## Begin DATASET ROWS
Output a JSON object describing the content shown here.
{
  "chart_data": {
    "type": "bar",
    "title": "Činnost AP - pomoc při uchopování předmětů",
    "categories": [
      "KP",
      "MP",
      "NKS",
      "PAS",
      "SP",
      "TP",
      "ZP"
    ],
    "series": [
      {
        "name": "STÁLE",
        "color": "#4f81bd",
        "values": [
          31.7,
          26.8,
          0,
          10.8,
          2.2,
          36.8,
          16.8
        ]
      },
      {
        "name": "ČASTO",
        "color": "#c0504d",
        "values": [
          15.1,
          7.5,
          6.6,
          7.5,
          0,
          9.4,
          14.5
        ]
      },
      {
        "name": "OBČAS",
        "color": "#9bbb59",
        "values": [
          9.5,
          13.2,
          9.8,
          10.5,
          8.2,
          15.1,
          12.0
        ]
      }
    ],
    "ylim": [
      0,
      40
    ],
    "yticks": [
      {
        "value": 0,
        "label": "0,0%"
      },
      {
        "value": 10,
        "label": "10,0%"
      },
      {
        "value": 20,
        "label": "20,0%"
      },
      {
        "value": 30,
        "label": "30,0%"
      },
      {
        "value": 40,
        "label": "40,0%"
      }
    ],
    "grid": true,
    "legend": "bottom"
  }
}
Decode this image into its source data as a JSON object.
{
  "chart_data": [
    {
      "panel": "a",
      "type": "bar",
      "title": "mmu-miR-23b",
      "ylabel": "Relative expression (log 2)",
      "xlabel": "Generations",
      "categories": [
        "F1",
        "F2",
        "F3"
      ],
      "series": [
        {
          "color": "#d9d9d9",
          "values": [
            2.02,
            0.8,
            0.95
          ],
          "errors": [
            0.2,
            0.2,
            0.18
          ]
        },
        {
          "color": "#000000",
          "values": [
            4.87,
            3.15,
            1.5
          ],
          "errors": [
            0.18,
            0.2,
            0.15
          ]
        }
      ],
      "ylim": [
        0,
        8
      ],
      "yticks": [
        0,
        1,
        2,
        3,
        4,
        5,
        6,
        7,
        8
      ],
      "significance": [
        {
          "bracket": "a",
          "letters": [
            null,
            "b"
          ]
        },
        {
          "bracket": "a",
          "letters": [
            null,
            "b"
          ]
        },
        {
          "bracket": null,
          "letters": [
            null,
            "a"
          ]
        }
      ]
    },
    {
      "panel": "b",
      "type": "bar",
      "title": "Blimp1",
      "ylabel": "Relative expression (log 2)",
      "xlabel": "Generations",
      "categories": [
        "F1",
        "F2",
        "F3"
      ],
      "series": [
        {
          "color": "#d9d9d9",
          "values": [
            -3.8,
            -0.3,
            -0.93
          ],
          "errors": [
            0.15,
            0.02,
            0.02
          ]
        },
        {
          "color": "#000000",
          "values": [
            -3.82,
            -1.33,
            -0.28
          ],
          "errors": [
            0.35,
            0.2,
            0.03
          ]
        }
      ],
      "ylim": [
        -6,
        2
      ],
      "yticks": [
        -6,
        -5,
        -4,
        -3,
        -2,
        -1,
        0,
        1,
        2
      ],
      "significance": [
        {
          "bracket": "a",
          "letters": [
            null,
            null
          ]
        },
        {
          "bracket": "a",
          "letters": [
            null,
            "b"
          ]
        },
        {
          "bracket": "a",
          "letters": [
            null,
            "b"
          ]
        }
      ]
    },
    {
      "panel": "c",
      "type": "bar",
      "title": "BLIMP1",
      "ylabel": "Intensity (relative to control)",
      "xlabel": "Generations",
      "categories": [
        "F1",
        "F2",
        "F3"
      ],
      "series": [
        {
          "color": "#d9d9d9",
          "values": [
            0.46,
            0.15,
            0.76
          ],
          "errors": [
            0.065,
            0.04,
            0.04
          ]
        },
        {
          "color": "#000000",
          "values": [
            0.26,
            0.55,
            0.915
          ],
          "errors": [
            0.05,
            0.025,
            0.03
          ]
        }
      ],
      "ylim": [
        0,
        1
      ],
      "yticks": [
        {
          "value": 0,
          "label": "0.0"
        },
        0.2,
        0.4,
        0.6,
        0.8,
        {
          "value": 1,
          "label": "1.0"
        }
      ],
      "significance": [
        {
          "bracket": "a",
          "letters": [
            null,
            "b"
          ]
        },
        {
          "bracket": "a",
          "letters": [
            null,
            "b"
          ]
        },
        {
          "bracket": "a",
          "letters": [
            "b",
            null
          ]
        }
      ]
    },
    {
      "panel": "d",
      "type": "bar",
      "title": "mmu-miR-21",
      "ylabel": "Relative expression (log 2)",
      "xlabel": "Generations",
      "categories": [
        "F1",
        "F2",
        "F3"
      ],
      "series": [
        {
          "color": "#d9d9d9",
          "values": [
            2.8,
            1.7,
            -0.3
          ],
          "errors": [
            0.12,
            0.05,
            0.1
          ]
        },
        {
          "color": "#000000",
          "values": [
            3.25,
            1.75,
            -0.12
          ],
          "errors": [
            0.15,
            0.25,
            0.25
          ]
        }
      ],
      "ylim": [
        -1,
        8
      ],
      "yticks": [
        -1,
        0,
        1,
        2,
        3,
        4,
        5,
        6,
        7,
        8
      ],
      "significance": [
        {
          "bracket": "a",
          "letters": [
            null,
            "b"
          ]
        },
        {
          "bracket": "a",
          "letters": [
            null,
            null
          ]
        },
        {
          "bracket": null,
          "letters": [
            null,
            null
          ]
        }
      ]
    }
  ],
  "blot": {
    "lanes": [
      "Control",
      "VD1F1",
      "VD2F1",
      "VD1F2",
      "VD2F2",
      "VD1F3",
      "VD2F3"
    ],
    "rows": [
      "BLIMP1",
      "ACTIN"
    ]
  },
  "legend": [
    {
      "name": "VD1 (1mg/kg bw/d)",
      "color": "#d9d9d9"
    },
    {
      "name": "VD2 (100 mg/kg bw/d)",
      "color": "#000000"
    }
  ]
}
## End DATASET ROWS
▸ INSTRUCTIONS FOR THE TASK
Print the whole listing exactly as it is.

▸ SOLVED EXERCISE
Output a JSON object describing the content shown here.
{
  "chart_data": {
    "type": "bar",
    "title": "Činnost AP - pomoc při uchopování předmětů",
    "categories": [
      "KP",
      "MP",
      "NKS",
      "PAS",
      "SP",
      "TP",
      "ZP"
    ],
    "series": [
      {
        "name": "STÁLE",
        "color": "#4f81bd",
        "values": [
          31.7,
          26.8,
          0,
          10.8,
          2.2,
          36.8,
          16.8
        ]
      },
      {
        "name": "ČASTO",
        "color": "#c0504d",
        "values": [
          15.1,
          7.5,
          6.6,
          7.5,
          0,
          9.4,
          14.5
        ]
      },
      {
        "name": "OBČAS",
        "color": "#9bbb59",
        "values": [
          9.5,
          13.2,
          9.8,
          10.5,
          8.2,
          15.1,
          12.0
        ]
      }
    ],
    "ylim": [
      0,
      40
    ],
    "yticks": [
      {
        "value": 0,
        "label": "0,0%"
      },
      {
        "value": 10,
        "label": "10,0%"
      },
      {
        "value": 20,
        "label": "20,0%"
      },
      {
        "value": 30,
        "label": "30,0%"
      },
      {
        "value": 40,
        "label": "40,0%"
      }
    ],
    "grid": true,
    "legend": "bottom"
  }
}
Decode this image into its source data as a JSON object.
{
  "chart_data": [
    {
      "panel": "a",
      "type": "bar",
      "title": "mmu-miR-23b",
      "ylabel": "Relative expression (log 2)",
      "xlabel": "Generations",
      "categories": [
        "F1",
        "F2",
        "F3"
      ],
      "series": [
        {
          "color": "#d9d9d9",
          "values": [
            2.02,
            0.8,
            0.95
          ],
          "errors": [
            0.2,
            0.2,
            0.18
          ]
        },
        {
          "color": "#000000",
          "values": [
            4.87,
            3.15,
            1.5
          ],
          "errors": [
            0.18,
            0.2,
            0.15
          ]
        }
      ],
      "ylim": [
        0,
        8
      ],
      "yticks": [
        0,
        1,
        2,
        3,
        4,
        5,
        6,
        7,
        8
      ],
      "significance": [
        {
          "bracket": "a",
          "letters": [
            null,
            "b"
          ]
        },
        {
          "bracket": "a",
          "letters": [
            null,
            "b"
          ]
        },
        {
          "bracket": null,
          "letters": [
            null,
            "a"
          ]
        }
      ]
    },
    {
      "panel": "b",
      "type": "bar",
      "title": "Blimp1",
      "ylabel": "Relative expression (log 2)",
      "xlabel": "Generations",
      "categories": [
        "F1",
        "F2",
        "F3"
      ],
      "series": [
        {
          "color": "#d9d9d9",
          "values": [
            -3.8,
            -0.3,
            -0.93
          ],
          "errors": [
            0.15,
            0.02,
            0.02
          ]
        },
        {
          "color": "#000000",
          "values": [
            -3.82,
            -1.33,
            -0.28
          ],
          "errors": [
            0.35,
            0.2,
            0.03
          ]
        }
      ],
      "ylim": [
        -6,
        2
      ],
      "yticks": [
        -6,
        -5,
        -4,
        -3,
        -2,
        -1,
        0,
        1,
        2
      ],
      "significance": [
        {
          "bracket": "a",
          "letters": [
            null,
            null
          ]
        },
        {
          "bracket": "a",
          "letters": [
            null,
            "b"
          ]
        },
        {
          "bracket": "a",
          "letters": [
            null,
            "b"
          ]
        }
      ]
    },
    {
      "panel": "c",
      "type": "bar",
      "title": "BLIMP1",
      "ylabel": "Intensity (relative to control)",
      "xlabel": "Generations",
      "categories": [
        "F1",
        "F2",
        "F3"
      ],
      "series": [
        {
          "color": "#d9d9d9",
          "values": [
            0.46,
            0.15,
            0.76
          ],
          "errors": [
            0.065,
            0.04,
            0.04
          ]
        },
        {
          "color": "#000000",
          "values": [
            0.26,
            0.55,
            0.915
          ],
          "errors": [
            0.05,
            0.025,
            0.03
          ]
        }
      ],
      "ylim": [
        0,
        1
      ],
      "yticks": [
        {
          "value": 0,
          "label": "0.0"
        },
        0.2,
        0.4,
        0.6,
        0.8,
        {
          "value": 1,
          "label": "1.0"
        }
      ],
      "significance": [
        {
          "bracket": "a",
          "letters": [
            null,
            "b"
          ]
        },
        {
          "bracket": "a",
          "letters": [
            null,
            "b"
          ]
        },
        {
          "bracket": "a",
          "letters": [
            "b",
            null
          ]
        }
      ]
    },
    {
      "panel": "d",
      "type": "bar",
      "title": "mmu-miR-21",
      "ylabel": "Relative expression (log 2)",
      "xlabel": "Generations",
      "categories": [
        "F1",
        "F2",
        "F3"
      ],
      "series": [
        {
          "color": "#d9d9d9",
          "values": [
            2.8,
            1.7,
            -0.3
          ],
          "errors": [
            0.12,
            0.05,
            0.1
          ]
        },
        {
          "color": "#000000",
          "values": [
            3.25,
            1.75,
            -0.12
          ],
          "errors": [
            0.15,
            0.25,
            0.25
          ]
        }
      ],
      "ylim": [
        -1,
        8
      ],
      "yticks": [
        -1,
        0,
        1,
        2,
        3,
        4,
        5,
        6,
        7,
        8
      ],
      "significance": [
        {
          "bracket": "a",
          "letters": [
            null,
            "b"
          ]
        },
        {
          "bracket": "a",
          "letters": [
            null,
            null
          ]
        },
        {
          "bracket": null,
          "letters": [
            null,
            null
          ]
        }
      ]
    }
  ],
  "blot": {
    "lanes": [
      "Control",
      "VD1F1",
      "VD2F1",
      "VD1F2",
      "VD2F2",
      "VD1F3",
      "VD2F3"
    ],
    "rows": [
      "BLIMP1",
      "ACTIN"
    ]
  },
  "legend": [
    {
      "name": "VD1 (1mg/kg bw/d)",
      "color": "#d9d9d9"
    },
    {
      "name": "VD2 (100 mg/kg bw/d)",
      "color": "#000000"
    }
  ]
}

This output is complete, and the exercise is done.